Task. Search the material for the string "condition", then show every line where it turns up.

-- Materials provided follows --

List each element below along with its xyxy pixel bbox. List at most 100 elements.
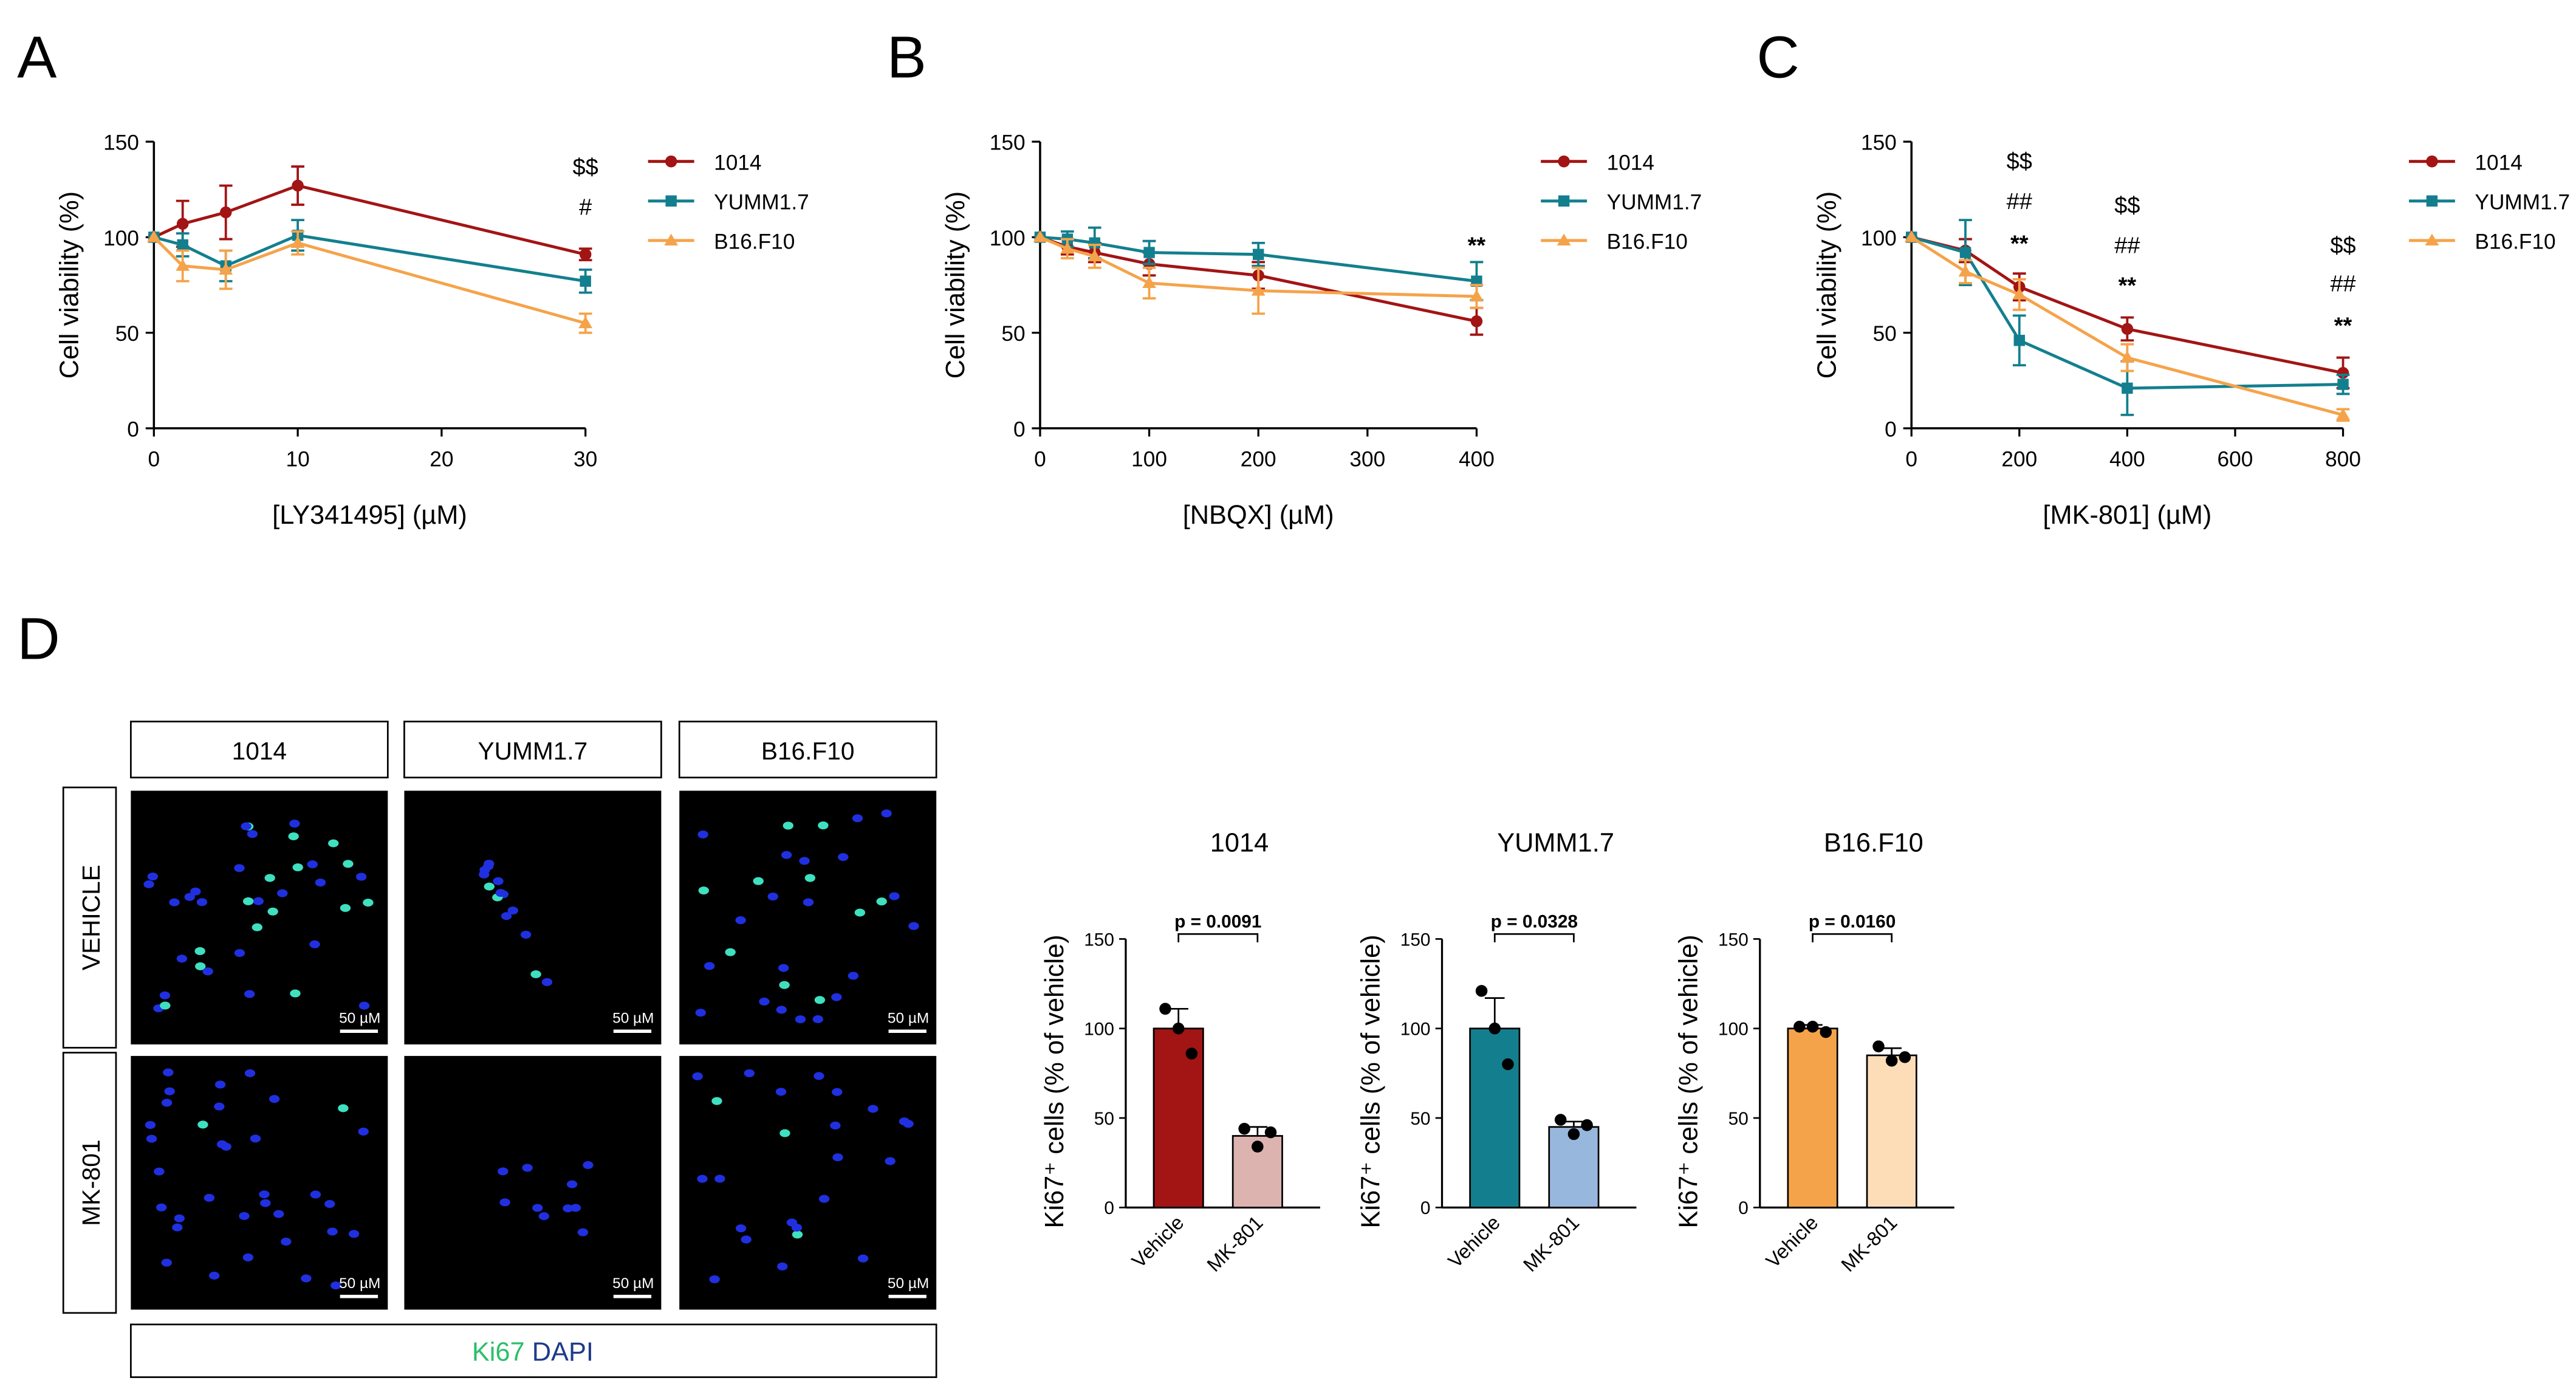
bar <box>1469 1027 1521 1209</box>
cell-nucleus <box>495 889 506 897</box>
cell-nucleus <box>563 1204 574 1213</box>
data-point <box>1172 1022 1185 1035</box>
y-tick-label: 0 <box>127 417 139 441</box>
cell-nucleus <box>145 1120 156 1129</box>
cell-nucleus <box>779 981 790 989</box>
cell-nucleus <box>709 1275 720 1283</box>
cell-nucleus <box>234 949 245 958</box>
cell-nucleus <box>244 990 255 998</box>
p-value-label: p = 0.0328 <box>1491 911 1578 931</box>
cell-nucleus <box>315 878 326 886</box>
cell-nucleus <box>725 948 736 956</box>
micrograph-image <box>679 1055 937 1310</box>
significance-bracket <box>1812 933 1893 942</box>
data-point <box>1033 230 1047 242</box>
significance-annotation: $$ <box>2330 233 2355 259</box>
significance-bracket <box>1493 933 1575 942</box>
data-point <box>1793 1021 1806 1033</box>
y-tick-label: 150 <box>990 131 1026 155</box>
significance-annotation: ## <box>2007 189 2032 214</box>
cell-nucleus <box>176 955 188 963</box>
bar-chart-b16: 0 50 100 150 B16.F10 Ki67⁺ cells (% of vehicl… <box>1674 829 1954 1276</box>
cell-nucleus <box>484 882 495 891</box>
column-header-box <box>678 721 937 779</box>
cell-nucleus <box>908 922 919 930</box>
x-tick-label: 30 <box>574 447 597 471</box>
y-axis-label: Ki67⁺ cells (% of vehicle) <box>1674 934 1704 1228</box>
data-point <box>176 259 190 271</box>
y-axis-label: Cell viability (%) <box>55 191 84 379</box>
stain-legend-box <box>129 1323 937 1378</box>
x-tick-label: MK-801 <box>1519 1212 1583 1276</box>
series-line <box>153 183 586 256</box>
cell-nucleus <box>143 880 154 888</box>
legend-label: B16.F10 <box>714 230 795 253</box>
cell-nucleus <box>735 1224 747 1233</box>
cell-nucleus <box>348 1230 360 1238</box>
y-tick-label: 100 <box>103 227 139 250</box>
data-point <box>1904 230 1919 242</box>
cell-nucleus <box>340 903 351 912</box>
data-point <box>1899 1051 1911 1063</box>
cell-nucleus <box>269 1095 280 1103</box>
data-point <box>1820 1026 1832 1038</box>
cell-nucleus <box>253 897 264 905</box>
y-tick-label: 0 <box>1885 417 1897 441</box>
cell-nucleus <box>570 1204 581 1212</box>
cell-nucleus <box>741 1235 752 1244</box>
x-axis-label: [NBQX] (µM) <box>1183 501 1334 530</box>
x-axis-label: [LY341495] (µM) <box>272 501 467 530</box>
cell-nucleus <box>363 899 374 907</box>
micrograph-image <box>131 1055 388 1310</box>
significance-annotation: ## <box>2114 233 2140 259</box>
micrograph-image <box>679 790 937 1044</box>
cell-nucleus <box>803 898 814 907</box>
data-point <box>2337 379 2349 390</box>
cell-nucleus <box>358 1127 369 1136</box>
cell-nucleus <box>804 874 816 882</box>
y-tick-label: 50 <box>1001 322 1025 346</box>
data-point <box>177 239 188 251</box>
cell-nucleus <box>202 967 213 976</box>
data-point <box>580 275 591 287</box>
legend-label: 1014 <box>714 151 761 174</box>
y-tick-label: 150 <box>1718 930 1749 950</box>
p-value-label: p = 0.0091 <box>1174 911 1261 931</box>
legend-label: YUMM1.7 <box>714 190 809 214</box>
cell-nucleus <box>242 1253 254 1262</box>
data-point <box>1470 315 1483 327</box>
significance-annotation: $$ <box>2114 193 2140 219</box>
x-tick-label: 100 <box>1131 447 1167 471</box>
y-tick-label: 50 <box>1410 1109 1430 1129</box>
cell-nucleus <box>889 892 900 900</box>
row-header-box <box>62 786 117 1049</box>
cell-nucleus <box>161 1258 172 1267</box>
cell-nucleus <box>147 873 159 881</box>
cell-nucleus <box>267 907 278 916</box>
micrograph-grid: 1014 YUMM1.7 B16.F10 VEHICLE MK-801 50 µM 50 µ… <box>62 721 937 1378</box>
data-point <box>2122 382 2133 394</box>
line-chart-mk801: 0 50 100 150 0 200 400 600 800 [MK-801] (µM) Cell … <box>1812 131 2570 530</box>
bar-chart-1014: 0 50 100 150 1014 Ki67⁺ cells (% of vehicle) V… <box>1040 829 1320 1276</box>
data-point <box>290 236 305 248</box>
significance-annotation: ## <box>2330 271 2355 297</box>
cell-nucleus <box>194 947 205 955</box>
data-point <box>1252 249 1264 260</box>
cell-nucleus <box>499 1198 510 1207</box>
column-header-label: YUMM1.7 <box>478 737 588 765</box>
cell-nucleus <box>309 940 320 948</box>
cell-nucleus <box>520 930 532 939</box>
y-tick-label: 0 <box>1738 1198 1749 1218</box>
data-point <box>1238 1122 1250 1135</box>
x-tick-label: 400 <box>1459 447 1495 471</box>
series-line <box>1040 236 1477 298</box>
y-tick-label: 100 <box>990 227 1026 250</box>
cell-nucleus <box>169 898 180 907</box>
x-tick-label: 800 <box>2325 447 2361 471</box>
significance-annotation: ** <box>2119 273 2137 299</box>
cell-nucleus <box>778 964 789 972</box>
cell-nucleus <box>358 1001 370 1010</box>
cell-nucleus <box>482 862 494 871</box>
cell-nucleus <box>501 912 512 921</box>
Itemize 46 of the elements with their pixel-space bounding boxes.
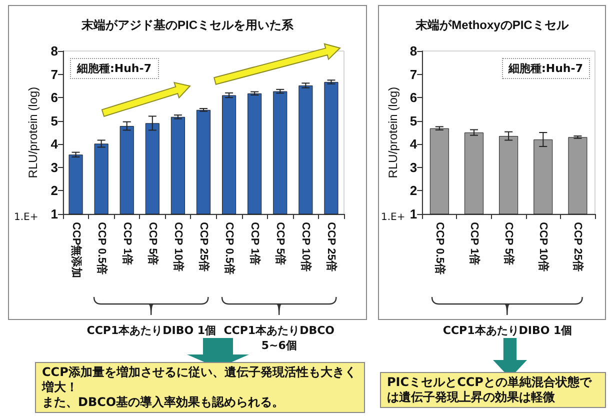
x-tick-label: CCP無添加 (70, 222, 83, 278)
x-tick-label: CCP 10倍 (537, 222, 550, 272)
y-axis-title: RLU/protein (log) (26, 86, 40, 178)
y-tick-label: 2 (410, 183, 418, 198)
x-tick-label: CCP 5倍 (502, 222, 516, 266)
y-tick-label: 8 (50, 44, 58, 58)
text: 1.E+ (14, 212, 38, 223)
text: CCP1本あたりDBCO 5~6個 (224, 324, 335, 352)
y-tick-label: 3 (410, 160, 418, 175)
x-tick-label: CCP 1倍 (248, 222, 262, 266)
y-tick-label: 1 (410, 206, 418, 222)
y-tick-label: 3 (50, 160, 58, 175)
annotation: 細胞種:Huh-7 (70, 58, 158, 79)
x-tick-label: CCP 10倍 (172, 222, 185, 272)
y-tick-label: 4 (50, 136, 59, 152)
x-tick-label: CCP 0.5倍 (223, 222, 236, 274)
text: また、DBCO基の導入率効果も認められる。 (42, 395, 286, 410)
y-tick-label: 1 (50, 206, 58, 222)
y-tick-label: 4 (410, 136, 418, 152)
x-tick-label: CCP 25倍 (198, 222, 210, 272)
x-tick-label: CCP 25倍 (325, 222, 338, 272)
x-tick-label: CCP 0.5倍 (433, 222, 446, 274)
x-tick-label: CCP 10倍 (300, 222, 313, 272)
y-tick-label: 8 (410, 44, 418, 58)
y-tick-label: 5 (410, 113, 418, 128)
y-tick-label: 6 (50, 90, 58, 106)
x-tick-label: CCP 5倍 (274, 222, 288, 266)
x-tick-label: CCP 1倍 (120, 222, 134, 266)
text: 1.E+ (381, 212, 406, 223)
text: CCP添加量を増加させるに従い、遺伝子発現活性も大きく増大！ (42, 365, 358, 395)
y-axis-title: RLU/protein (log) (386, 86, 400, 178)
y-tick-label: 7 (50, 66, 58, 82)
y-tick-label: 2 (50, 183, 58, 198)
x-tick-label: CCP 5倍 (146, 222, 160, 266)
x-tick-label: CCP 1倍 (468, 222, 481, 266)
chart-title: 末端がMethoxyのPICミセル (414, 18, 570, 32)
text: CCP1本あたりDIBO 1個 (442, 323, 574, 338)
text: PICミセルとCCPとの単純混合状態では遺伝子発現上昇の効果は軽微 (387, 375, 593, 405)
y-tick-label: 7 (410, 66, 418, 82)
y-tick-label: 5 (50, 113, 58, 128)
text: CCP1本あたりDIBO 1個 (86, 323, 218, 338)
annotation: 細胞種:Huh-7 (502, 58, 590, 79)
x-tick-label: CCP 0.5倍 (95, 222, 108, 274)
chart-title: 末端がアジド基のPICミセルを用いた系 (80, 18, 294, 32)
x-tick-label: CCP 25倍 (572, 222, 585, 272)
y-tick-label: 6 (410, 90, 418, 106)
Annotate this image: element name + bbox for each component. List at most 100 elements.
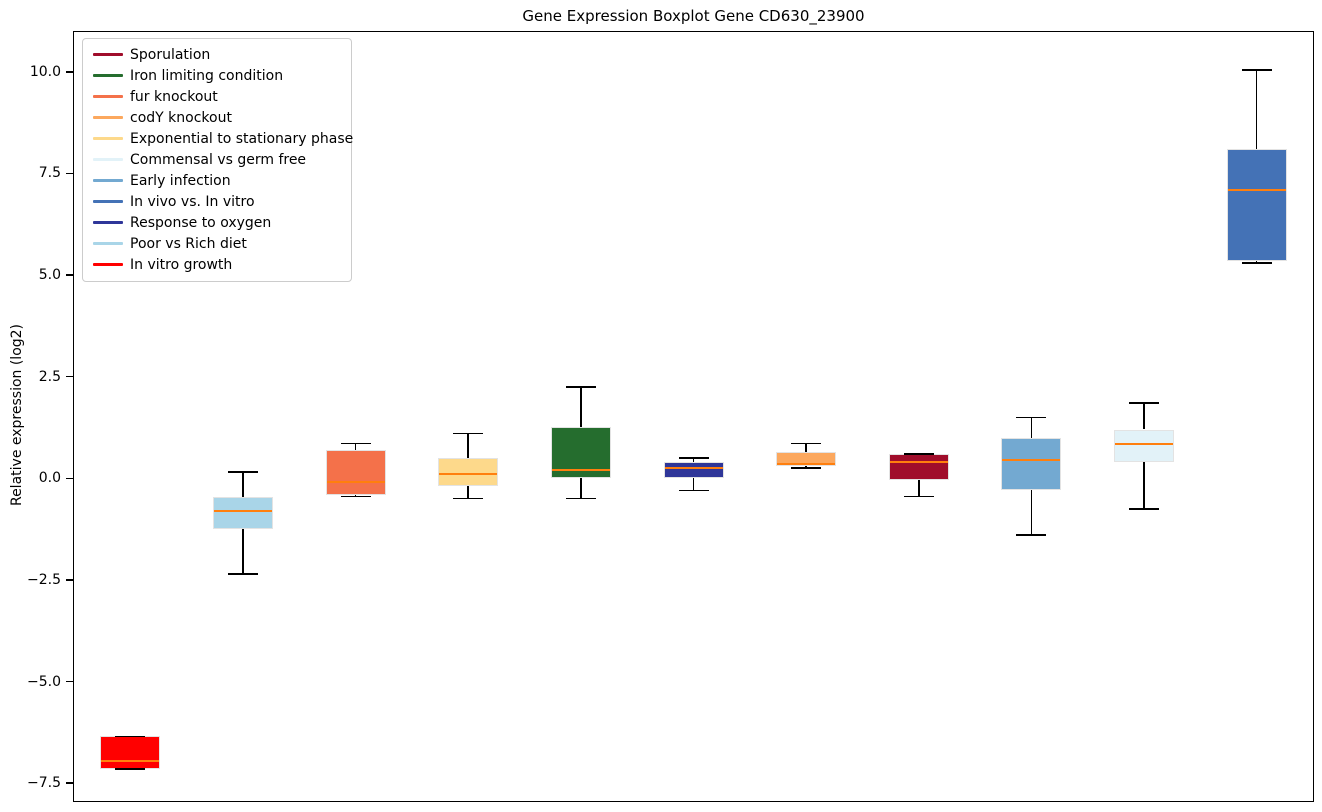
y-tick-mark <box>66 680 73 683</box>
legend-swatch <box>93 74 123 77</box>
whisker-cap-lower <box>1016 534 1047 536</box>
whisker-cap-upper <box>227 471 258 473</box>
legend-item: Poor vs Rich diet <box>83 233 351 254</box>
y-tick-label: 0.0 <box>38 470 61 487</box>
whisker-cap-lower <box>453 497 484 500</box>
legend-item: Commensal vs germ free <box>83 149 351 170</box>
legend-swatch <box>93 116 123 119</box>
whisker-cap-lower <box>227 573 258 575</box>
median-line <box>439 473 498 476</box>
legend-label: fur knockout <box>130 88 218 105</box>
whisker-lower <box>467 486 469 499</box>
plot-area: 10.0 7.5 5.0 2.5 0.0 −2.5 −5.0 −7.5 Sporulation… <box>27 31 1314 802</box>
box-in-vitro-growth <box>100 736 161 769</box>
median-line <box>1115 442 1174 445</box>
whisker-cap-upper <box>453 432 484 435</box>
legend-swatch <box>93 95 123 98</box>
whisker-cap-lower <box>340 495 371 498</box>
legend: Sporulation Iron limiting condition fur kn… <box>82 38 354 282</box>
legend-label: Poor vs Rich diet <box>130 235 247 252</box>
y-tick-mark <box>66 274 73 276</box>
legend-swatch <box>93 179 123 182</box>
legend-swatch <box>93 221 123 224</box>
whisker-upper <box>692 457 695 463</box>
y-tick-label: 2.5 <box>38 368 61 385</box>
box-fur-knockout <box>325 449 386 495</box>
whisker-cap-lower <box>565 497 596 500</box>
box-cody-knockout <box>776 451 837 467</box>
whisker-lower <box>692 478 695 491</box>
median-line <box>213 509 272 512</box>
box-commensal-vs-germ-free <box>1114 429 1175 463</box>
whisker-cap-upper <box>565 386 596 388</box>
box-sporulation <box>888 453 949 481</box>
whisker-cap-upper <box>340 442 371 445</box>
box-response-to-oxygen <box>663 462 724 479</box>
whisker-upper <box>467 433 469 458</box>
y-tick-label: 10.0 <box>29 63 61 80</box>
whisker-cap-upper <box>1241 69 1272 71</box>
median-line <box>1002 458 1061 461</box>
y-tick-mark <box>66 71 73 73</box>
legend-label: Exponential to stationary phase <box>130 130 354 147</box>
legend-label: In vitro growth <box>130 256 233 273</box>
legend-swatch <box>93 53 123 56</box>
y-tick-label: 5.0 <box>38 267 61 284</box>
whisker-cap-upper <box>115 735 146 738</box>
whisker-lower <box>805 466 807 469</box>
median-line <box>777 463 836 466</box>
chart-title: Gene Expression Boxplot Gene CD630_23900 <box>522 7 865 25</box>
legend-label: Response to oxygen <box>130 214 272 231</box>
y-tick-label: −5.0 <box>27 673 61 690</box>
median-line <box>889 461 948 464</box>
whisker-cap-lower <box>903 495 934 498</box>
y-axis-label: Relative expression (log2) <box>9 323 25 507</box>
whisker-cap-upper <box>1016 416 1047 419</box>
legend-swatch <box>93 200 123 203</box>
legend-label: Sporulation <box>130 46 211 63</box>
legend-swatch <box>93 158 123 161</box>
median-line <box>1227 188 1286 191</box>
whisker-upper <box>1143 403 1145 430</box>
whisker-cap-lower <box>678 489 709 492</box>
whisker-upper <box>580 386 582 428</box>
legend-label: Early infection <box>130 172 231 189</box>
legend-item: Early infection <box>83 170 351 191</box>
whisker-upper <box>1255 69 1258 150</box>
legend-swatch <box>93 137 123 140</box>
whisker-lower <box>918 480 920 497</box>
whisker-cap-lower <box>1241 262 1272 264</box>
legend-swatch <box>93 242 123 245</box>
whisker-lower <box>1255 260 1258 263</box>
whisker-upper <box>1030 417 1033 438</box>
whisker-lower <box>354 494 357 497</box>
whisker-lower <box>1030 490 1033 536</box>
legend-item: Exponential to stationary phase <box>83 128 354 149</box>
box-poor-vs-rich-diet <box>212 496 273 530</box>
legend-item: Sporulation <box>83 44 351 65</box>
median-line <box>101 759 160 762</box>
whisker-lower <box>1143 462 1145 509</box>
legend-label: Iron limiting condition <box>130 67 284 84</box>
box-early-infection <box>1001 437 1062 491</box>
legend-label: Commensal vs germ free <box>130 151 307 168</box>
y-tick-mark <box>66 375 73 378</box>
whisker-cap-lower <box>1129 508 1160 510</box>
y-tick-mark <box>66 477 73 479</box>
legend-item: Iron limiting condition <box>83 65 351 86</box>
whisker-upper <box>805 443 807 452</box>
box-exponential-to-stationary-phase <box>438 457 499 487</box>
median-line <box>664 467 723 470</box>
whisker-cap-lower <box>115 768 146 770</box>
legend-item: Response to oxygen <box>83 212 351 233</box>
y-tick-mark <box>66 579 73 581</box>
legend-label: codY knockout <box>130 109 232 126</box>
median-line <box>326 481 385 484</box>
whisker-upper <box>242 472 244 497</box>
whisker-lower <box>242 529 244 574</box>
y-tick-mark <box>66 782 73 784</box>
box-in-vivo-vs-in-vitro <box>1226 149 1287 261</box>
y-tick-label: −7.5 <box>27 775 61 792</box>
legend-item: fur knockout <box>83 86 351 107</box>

-- Materials provided concluded --

Solution to the exercise.
legend: Sporulation Iron limiting condition fur kn… <box>82 38 354 282</box>
legend-label: Iron limiting condition <box>130 67 284 84</box>
legend-item: Iron limiting condition <box>83 65 351 86</box>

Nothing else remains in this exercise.